**STATED PROBLEM**
Here are some entries; quote each one exactly.

[Dataset rows]
** Start **
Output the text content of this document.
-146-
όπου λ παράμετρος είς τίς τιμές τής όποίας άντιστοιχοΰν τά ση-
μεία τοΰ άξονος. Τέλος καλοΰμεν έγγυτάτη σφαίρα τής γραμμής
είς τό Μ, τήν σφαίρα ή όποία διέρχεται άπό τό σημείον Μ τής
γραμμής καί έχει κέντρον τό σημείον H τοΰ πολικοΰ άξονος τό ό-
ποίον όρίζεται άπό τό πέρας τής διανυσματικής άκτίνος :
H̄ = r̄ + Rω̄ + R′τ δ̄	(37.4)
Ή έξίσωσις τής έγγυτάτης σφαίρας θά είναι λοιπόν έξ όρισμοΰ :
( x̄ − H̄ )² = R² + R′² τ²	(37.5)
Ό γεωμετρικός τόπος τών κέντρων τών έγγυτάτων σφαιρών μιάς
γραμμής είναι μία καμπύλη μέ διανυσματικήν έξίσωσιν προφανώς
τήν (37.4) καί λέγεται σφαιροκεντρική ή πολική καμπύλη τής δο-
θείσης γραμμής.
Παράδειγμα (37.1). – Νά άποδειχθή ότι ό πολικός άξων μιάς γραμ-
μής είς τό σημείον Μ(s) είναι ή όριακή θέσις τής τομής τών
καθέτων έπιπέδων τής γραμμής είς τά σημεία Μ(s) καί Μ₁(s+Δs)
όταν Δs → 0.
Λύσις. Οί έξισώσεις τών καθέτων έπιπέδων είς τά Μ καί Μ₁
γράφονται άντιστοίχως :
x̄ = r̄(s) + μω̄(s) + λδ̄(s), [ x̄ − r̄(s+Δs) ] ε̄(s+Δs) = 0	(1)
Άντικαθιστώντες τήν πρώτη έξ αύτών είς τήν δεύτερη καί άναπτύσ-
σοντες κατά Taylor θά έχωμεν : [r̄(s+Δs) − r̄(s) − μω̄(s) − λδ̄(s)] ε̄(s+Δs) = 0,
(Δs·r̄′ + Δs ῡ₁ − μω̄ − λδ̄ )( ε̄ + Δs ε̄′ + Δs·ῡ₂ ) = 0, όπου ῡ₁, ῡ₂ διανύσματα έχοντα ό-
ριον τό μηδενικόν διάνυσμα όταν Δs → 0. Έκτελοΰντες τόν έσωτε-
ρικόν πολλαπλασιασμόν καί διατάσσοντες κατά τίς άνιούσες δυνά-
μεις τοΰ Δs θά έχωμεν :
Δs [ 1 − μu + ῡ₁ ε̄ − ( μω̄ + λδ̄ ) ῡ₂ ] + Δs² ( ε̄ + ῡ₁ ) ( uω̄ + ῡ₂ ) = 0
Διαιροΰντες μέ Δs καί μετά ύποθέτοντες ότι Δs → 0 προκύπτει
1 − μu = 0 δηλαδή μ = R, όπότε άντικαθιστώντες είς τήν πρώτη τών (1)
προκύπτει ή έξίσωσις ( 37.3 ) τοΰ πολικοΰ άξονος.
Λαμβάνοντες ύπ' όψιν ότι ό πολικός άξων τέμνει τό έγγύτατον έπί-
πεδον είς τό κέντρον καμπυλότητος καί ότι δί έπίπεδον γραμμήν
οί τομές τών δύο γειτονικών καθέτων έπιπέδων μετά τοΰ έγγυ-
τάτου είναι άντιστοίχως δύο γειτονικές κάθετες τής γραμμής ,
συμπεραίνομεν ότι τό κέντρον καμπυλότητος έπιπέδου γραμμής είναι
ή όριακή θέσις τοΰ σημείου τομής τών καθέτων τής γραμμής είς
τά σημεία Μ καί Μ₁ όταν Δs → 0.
** End **
**RIGHT ANSWER**
Output the text content of this document.
-146-
όπου λ παράμετρος είς τίς τιμές τής όποίας άντιστοιχοΰν τά ση-
μεία τοΰ άξονος. Τέλος καλοΰμεν έγγυτάτη σφαίρα τής γραμμής
είς τό Μ, τήν σφαίρα ή όποία διέρχεται άπό τό σημείον Μ τής
γραμμής καί έχει κέντρον τό σημείον H τοΰ πολικοΰ άξονος τό ό-
ποίον όρίζεται άπό τό πέρας τής διανυσματικής άκτίνος :
H̄ = r̄ + Rω̄ + R′τ δ̄	(37.4)
Ή έξίσωσις τής έγγυτάτης σφαίρας θά είναι λοιπόν έξ όρισμοΰ :
( x̄ − H̄ )² = R² + R′² τ²	(37.5)
Ό γεωμετρικός τόπος τών κέντρων τών έγγυτάτων σφαιρών μιάς
γραμμής είναι μία καμπύλη μέ διανυσματικήν έξίσωσιν προφανώς
τήν (37.4) καί λέγεται σφαιροκεντρική ή πολική καμπύλη τής δο-
θείσης γραμμής.
Παράδειγμα (37.1). – Νά άποδειχθή ότι ό πολικός άξων μιάς γραμ-
μής είς τό σημείον Μ(s) είναι ή όριακή θέσις τής τομής τών
καθέτων έπιπέδων τής γραμμής είς τά σημεία Μ(s) καί Μ₁(s+Δs)
όταν Δs → 0.
Λύσις. Οί έξισώσεις τών καθέτων έπιπέδων είς τά Μ καί Μ₁
γράφονται άντιστοίχως :
x̄ = r̄(s) + μω̄(s) + λδ̄(s), [ x̄ − r̄(s+Δs) ] ε̄(s+Δs) = 0	(1)
Άντικαθιστώντες τήν πρώτη έξ αύτών είς τήν δεύτερη καί άναπτύσ-
σοντες κατά Taylor θά έχωμεν : [r̄(s+Δs) − r̄(s) − μω̄(s) − λδ̄(s)] ε̄(s+Δs) = 0,
(Δs·r̄′ + Δs ῡ₁ − μω̄ − λδ̄ )( ε̄ + Δs ε̄′ + Δs·ῡ₂ ) = 0, όπου ῡ₁, ῡ₂ διανύσματα έχοντα ό-
ριον τό μηδενικόν διάνυσμα όταν Δs → 0. Έκτελοΰντες τόν έσωτε-
ρικόν πολλαπλασιασμόν καί διατάσσοντες κατά τίς άνιούσες δυνά-
μεις τοΰ Δs θά έχωμεν :
Δs [ 1 − μu + ῡ₁ ε̄ − ( μω̄ + λδ̄ ) ῡ₂ ] + Δs² ( ε̄ + ῡ₁ ) ( uω̄ + ῡ₂ ) = 0
Διαιροΰντες μέ Δs καί μετά ύποθέτοντες ότι Δs → 0 προκύπτει
1 − μu = 0 δηλαδή μ = R, όπότε άντικαθιστώντες είς τήν πρώτη τών (1)
προκύπτει ή έξίσωσις ( 37.3 ) τοΰ πολικοΰ άξονος.
Λαμβάνοντες ύπ' όψιν ότι ό πολικός άξων τέμνει τό έγγύτατον έπί-
πεδον είς τό κέντρον καμπυλότητος καί ότι δί έπίπεδον γραμμήν
οί τομές τών δύο γειτονικών καθέτων έπιπέδων μετά τοΰ έγγυ-
τάτου είναι άντιστοίχως δύο γειτονικές κάθετες τής γραμμής ,
συμπεραίνομεν ότι τό κέντρον καμπυλότητος έπιπέδου γραμμής είναι
ή όριακή θέσις τοΰ σημείου τομής τών καθέτων τής γραμμής είς
τά σημεία Μ καί Μ₁ όταν Δs → 0.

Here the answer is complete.